**PROBLEM TO WORK ON**: Repeat the line that contains "Output the text content of this document." and all lines after it through the end, exactly as they are, minus the pictures.

**Stored records**:

#####

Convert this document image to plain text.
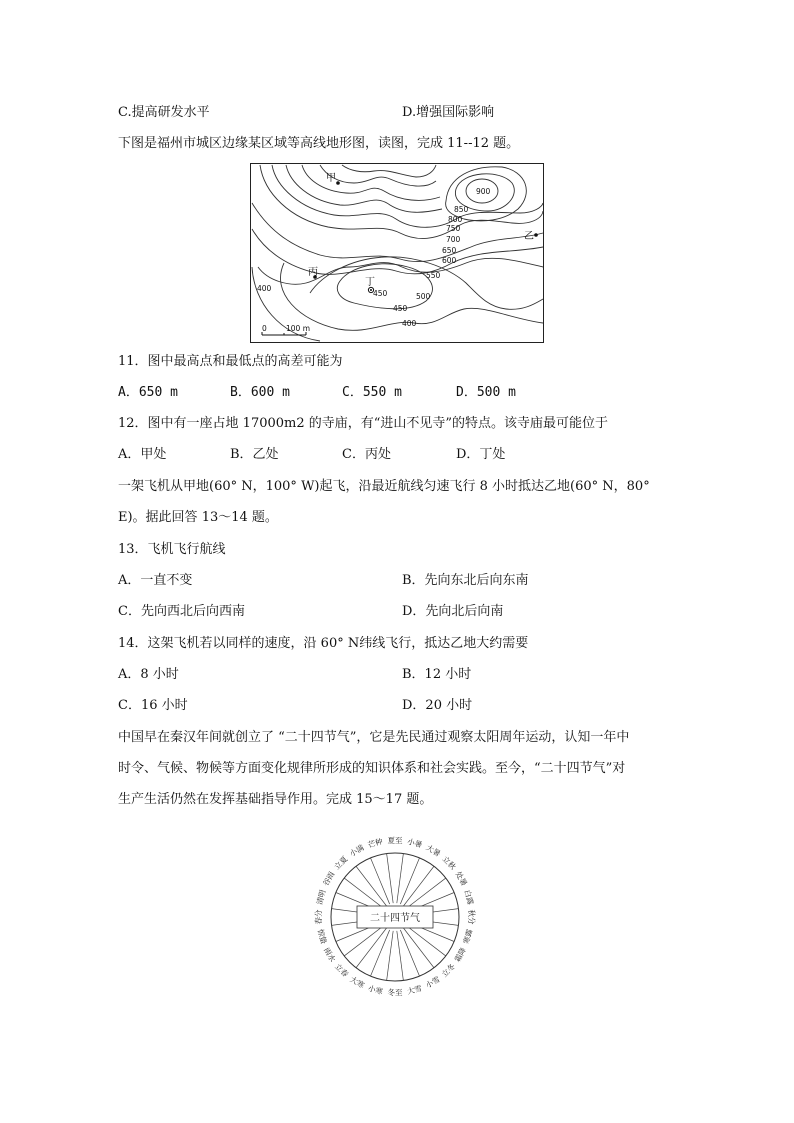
C.提高研发水平	D.增强国际影响
下图是福州市城区边缘某区域等高线地形图，读图，完成 11--12 题。
甲
乙
丙
丁
900
850
800
750
700
650
600
550
500
450
450
400
400
0	100 m
11．图中最高点和最低点的高差可能为
A．650 m	B．600 m	C．550 m	D．500 m
12．图中有一座占地 17000m2 的寺庙，有“进山不见寺”的特点。该寺庙最可能位于
A．甲处	B．乙处	C．丙处	D．丁处
一架飞机从甲地(60° N，100° W)起飞，沿最近航线匀速飞行 8 小时抵达乙地(60° N，80°
E)。据此回答 13～14 题。
13．飞机飞行航线
A．一直不变	B．先向东北后向东南
C．先向西北后向西南	D．先向北后向南
14．这架飞机若以同样的速度，沿 60° N纬线飞行，抵达乙地大约需要
A．8 小时	B．12 小时
C．16 小时	D．20 小时
中国早在秦汉年间就创立了 “二十四节气”，它是先民通过观察太阳周年运动，认知一年中
时令、气候、物候等方面变化规律所形成的知识体系和社会实践。至今，“二十四节气”对
生产生活仍然在发挥基础指导作用。完成 15～17 题。
二十四节气
夏至 小暑 大暑
立秋
处暑
白露
秋分
寒露
霜降
立冬
小雪
大雪
冬至
小寒
大寒
立春
雨水
惊蛰
春分
清明
谷雨
立夏
小满 芒种
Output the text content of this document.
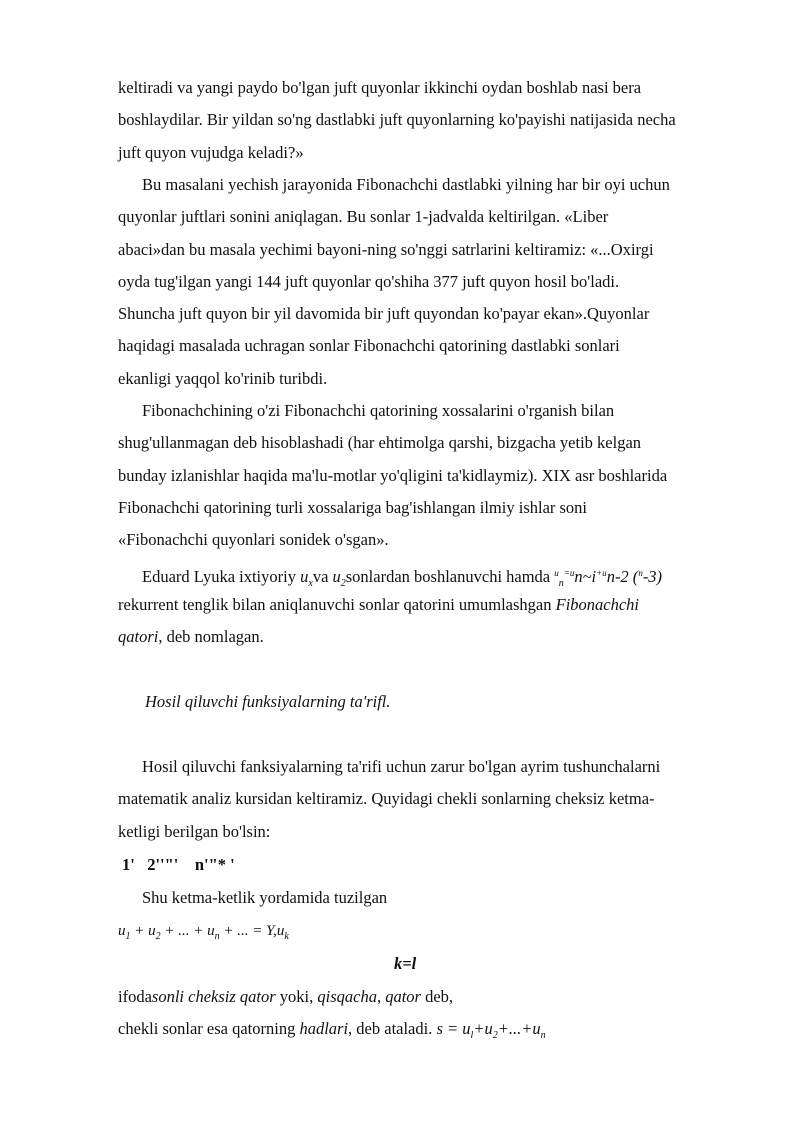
keltiradi va yangi paydo bo'lgan juft quyonlar ikkinchi oydan boshlab nasi bera

boshlaydilar. Bir yildan so'ng dastlabki juft quyonlarning ko'payishi natijasida necha

juft quyon vujudga keladi?»

Bu masalani yechish jarayonida Fibonachchi dastlabki yilning har bir oyi uchun

quyonlar juftlari sonini aniqlagan. Bu sonlar 1-jadvalda keltirilgan. «Liber

abaci»dan bu masala yechimi bayoni-ning so'nggi satrlarini keltiramiz: «...Oxirgi

oyda tug'ilgan yangi 144 juft quyonlar qo'shiha 377 juft quyon hosil bo'ladi.

Shuncha juft quyon bir yil davomida bir juft quyondan ko'payar ekan».Quyonlar

haqidagi masalada uchragan sonlar Fibonachchi qatorining dastlabki sonlari

ekanligi yaqqol ko'rinib turibdi.

Fibonachchining o'zi Fibonachchi qatorining xossalarini o'rganish bilan

shug'ullanmagan deb hisoblashadi (har ehtimolga qarshi, bizgacha yetib kelgan

bunday izlanishlar haqida ma'lu-motlar yo'qligini ta'kidlaymiz). XIX asr boshlarida

Fibonachchi qatorining turli xossalariga bag'ishlangan ilmiy ishlar soni

«Fibonachchi quyonlari sonidek o'sgan».

Eduard Lyuka ixtiyoriy $u_xva$ $u_2sonlardan$ boshlanuvchi hamda $^u_n^{=u}n\sim i^{+u}n-2$ ($^n$-3)

rekurrent tenglik bilan aniqlanuvchi sonlar qatorini umumlashgan Fibonachchi

qatori, deb nomlagan.

Hosil qiluvchi funksiyalarning ta'rifl.

Hosil qiluvchi fanksiyalarning ta'rifi uchun zarur bo'lgan ayrim tushunchalarni

matematik analiz kursidan keltiramiz. Quyidagi chekli sonlarning cheksiz ketma-

ketligi berilgan bo'lsin:

1'   2''"'    n'"* '

Shu ketma-ketlik yordamida tuzilgan

$u_1 + u_2$ + ... + $u_n$ + ... = $Y,u_k$

k=l

ifodasonli cheksiz qator yoki, qisqacha, qator deb,

chekli sonlar esa qatorning hadlari, deb ataladi. $s = u_l+u_2+...+u_n$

#####

**THE RESPONSE**:
Output the text content of this document.
keltiradi va yangi paydo bo'lgan juft quyonlar ikkinchi oydan boshlab nasi bera

boshlaydilar. Bir yildan so'ng dastlabki juft quyonlarning ko'payishi natijasida necha

juft quyon vujudga keladi?»

Bu masalani yechish jarayonida Fibonachchi dastlabki yilning har bir oyi uchun

quyonlar juftlari sonini aniqlagan. Bu sonlar 1-jadvalda keltirilgan. «Liber

abaci»dan bu masala yechimi bayoni-ning so'nggi satrlarini keltiramiz: «...Oxirgi

oyda tug'ilgan yangi 144 juft quyonlar qo'shiha 377 juft quyon hosil bo'ladi.

Shuncha juft quyon bir yil davomida bir juft quyondan ko'payar ekan».Quyonlar

haqidagi masalada uchragan sonlar Fibonachchi qatorining dastlabki sonlari

ekanligi yaqqol ko'rinib turibdi.

Fibonachchining o'zi Fibonachchi qatorining xossalarini o'rganish bilan

shug'ullanmagan deb hisoblashadi (har ehtimolga qarshi, bizgacha yetib kelgan

bunday izlanishlar haqida ma'lu-motlar yo'qligini ta'kidlaymiz). XIX asr boshlarida

Fibonachchi qatorining turli xossalariga bag'ishlangan ilmiy ishlar soni

«Fibonachchi quyonlari sonidek o'sgan».

Eduard Lyuka ixtiyoriy $u_xva$ $u_2sonlardan$ boshlanuvchi hamda $^u_n^{=u}n\sim i^{+u}n-2$ ($^n$-3)

rekurrent tenglik bilan aniqlanuvchi sonlar qatorini umumlashgan Fibonachchi

qatori, deb nomlagan.

Hosil qiluvchi funksiyalarning ta'rifl.

Hosil qiluvchi fanksiyalarning ta'rifi uchun zarur bo'lgan ayrim tushunchalarni

matematik analiz kursidan keltiramiz. Quyidagi chekli sonlarning cheksiz ketma-

ketligi berilgan bo'lsin:

1'   2''"'    n'"* '

Shu ketma-ketlik yordamida tuzilgan

$u_1 + u_2$ + ... + $u_n$ + ... = $Y,u_k$

k=l

ifodasonli cheksiz qator yoki, qisqacha, qator deb,

chekli sonlar esa qatorning hadlari, deb ataladi. $s = u_l+u_2+...+u_n$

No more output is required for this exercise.